## Begin
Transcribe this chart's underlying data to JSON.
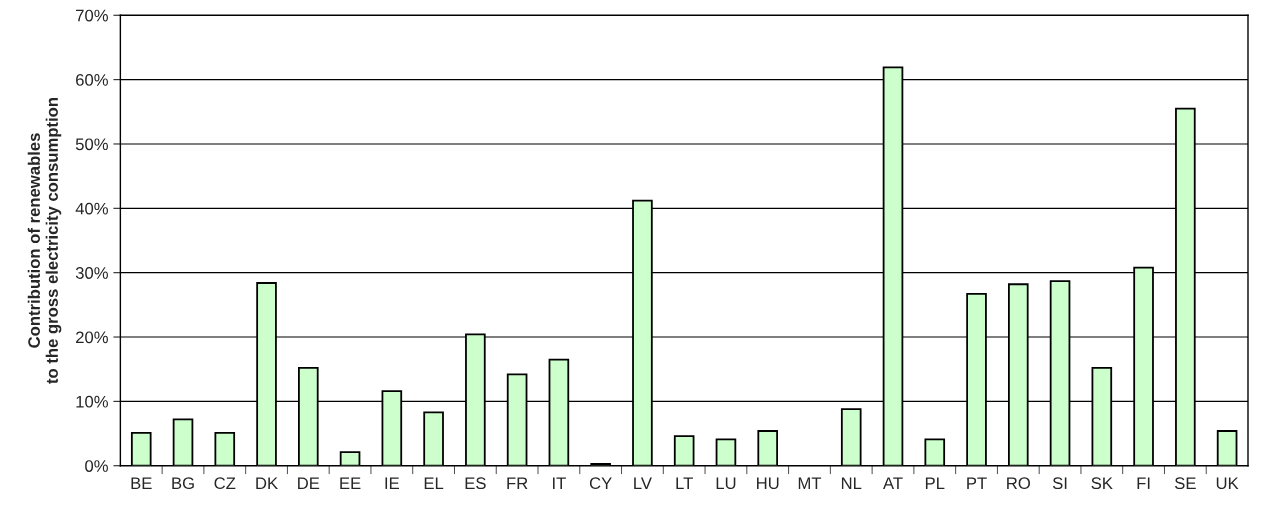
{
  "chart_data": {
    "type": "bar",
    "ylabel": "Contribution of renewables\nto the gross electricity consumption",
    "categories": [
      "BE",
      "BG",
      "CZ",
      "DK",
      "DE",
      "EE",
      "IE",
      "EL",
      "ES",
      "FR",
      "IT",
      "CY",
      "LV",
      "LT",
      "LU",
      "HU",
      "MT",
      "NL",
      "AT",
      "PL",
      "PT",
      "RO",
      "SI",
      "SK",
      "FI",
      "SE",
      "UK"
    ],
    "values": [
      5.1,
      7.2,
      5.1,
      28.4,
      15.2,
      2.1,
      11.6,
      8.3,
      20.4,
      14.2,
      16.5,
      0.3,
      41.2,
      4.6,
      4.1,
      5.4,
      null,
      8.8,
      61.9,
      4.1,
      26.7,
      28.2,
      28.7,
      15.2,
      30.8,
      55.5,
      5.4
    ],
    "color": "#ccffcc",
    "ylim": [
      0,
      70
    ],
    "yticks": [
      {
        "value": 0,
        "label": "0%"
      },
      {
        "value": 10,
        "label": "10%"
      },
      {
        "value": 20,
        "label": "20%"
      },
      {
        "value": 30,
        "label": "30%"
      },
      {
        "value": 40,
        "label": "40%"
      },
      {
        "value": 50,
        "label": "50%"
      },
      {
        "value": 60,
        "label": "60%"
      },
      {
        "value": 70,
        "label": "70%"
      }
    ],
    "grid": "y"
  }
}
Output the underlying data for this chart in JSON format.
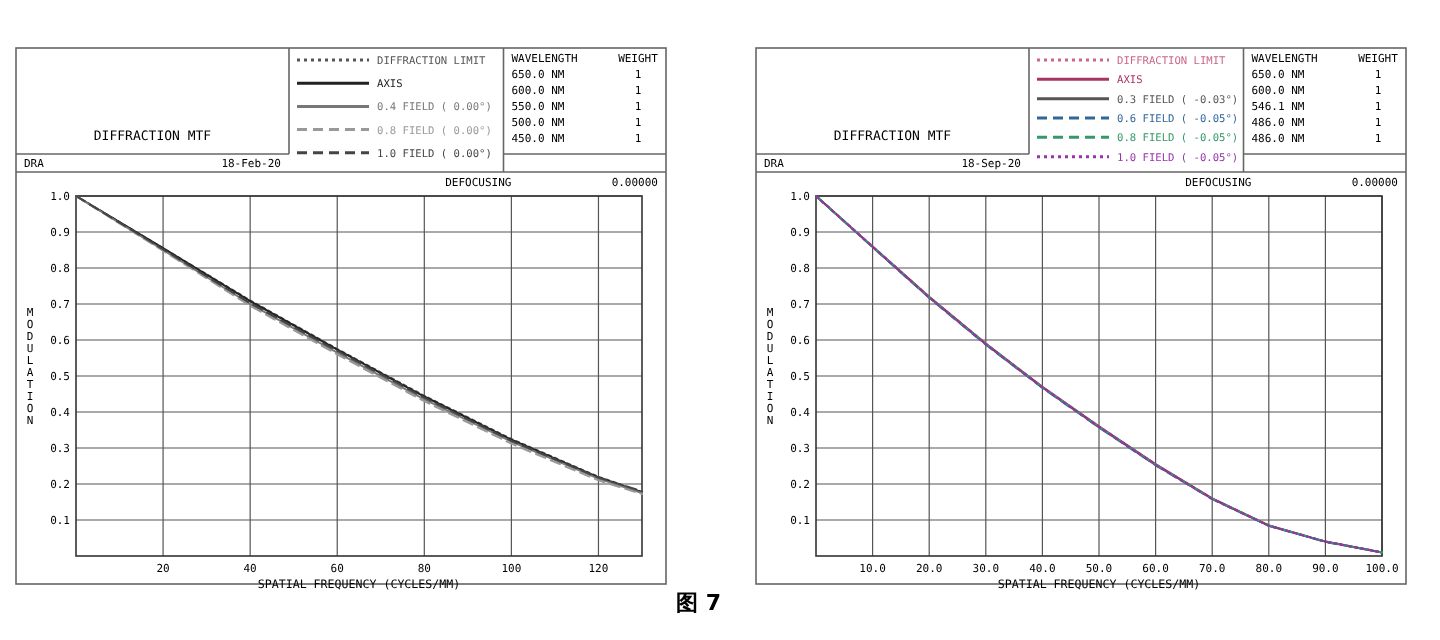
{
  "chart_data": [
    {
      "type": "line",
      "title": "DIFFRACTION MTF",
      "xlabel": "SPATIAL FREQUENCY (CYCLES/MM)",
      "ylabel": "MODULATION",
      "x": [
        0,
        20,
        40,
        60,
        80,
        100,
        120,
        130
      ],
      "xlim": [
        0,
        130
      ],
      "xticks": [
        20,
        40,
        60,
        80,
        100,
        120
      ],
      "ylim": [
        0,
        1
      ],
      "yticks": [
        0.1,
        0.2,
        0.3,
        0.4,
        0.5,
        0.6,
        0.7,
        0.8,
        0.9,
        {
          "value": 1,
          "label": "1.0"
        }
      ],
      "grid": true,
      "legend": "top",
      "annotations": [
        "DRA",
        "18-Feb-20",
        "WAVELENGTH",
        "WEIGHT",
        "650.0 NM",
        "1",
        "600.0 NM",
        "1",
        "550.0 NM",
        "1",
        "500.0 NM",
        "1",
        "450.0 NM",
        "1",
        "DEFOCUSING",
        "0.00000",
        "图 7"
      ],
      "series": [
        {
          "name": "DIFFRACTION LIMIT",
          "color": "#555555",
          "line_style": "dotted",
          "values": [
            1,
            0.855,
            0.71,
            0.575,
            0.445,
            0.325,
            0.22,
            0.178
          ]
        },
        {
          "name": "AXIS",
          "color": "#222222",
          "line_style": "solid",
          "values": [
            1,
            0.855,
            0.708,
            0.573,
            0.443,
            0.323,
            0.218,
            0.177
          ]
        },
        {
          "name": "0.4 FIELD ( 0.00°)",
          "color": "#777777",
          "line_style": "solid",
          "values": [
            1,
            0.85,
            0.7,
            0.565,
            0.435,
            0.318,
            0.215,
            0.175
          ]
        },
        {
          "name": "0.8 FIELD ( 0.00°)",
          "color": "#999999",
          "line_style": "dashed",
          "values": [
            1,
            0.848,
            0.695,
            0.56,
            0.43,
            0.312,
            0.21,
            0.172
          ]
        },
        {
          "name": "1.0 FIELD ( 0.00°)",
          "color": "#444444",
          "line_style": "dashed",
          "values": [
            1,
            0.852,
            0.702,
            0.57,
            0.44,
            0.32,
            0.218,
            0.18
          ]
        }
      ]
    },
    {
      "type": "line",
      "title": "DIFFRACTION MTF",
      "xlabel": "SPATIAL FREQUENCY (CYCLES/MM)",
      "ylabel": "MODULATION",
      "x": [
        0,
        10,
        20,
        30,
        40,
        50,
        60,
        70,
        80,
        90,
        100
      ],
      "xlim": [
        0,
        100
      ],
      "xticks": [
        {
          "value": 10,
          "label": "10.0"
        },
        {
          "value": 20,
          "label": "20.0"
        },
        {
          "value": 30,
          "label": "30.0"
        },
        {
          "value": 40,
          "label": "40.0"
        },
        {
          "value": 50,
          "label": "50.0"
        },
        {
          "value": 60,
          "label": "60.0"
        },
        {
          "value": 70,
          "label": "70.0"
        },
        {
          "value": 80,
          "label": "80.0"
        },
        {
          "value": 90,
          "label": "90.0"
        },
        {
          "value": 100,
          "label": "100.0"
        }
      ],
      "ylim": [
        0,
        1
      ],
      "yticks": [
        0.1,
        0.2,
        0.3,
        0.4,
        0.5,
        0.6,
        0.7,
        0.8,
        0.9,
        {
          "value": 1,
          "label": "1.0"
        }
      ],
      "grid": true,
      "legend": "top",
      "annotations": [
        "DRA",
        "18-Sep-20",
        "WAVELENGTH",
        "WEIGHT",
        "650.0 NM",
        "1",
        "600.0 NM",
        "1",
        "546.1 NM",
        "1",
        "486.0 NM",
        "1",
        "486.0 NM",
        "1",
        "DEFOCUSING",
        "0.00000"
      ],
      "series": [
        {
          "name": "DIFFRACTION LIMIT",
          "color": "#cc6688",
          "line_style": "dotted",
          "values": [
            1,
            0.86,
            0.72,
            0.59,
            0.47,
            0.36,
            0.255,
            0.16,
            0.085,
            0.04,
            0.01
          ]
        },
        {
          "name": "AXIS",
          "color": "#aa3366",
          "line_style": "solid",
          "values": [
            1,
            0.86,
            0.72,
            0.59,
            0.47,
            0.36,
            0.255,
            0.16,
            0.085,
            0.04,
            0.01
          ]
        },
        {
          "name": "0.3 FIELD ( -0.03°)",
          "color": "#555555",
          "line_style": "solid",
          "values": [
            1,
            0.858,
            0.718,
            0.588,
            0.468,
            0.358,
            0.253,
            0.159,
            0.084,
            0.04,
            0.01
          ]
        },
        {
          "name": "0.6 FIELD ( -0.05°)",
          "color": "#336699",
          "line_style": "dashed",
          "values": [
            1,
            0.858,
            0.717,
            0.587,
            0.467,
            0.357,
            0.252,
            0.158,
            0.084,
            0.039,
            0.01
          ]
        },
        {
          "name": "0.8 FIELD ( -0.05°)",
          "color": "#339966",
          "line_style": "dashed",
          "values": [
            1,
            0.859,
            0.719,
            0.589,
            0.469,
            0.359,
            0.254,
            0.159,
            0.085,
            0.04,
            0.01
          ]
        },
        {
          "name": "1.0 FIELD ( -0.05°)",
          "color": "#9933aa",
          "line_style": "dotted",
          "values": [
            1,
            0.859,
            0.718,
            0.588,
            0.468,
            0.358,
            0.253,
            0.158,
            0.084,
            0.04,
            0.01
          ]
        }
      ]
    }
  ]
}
## End
■ **Directive**
Where a line above holds the string "JSON", show that line.

■ **Output for this exercise**
Transcribe this chart's underlying data to JSON.
Output the underlying data for this chart in JSON format.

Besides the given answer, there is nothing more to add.